Print out the entries below with no edits.
= = = =
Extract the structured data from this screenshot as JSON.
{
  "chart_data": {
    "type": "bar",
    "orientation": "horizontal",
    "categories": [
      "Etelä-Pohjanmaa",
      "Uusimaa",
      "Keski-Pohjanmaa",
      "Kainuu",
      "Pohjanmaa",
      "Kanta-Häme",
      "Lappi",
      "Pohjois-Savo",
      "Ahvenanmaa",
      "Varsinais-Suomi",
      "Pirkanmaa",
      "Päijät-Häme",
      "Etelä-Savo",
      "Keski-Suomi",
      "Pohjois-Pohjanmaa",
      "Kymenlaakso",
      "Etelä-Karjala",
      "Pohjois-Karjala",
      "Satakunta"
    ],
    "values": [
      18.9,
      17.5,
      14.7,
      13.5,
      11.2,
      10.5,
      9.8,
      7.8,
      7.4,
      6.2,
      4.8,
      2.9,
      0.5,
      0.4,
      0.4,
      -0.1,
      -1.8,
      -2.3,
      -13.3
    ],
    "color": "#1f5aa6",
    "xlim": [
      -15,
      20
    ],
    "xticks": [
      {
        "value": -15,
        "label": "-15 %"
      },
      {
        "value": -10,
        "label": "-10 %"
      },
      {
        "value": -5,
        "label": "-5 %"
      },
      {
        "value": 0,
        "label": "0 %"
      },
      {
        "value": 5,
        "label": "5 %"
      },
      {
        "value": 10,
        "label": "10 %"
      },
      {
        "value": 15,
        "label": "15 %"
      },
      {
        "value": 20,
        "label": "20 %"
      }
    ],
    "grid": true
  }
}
= = = =
● **Full response**
Extract the structured data from this screenshot as JSON.
{
  "chart_data": {
    "type": "bar",
    "orientation": "horizontal",
    "categories": [
      "Etelä-Pohjanmaa",
      "Uusimaa",
      "Keski-Pohjanmaa",
      "Kainuu",
      "Pohjanmaa",
      "Kanta-Häme",
      "Lappi",
      "Pohjois-Savo",
      "Ahvenanmaa",
      "Varsinais-Suomi",
      "Pirkanmaa",
      "Päijät-Häme",
      "Etelä-Savo",
      "Keski-Suomi",
      "Pohjois-Pohjanmaa",
      "Kymenlaakso",
      "Etelä-Karjala",
      "Pohjois-Karjala",
      "Satakunta"
    ],
    "values": [
      18.9,
      17.5,
      14.7,
      13.5,
      11.2,
      10.5,
      9.8,
      7.8,
      7.4,
      6.2,
      4.8,
      2.9,
      0.5,
      0.4,
      0.4,
      -0.1,
      -1.8,
      -2.3,
      -13.3
    ],
    "color": "#1f5aa6",
    "xlim": [
      -15,
      20
    ],
    "xticks": [
      {
        "value": -15,
        "label": "-15 %"
      },
      {
        "value": -10,
        "label": "-10 %"
      },
      {
        "value": -5,
        "label": "-5 %"
      },
      {
        "value": 0,
        "label": "0 %"
      },
      {
        "value": 5,
        "label": "5 %"
      },
      {
        "value": 10,
        "label": "10 %"
      },
      {
        "value": 15,
        "label": "15 %"
      },
      {
        "value": 20,
        "label": "20 %"
      }
    ],
    "grid": true
  }
}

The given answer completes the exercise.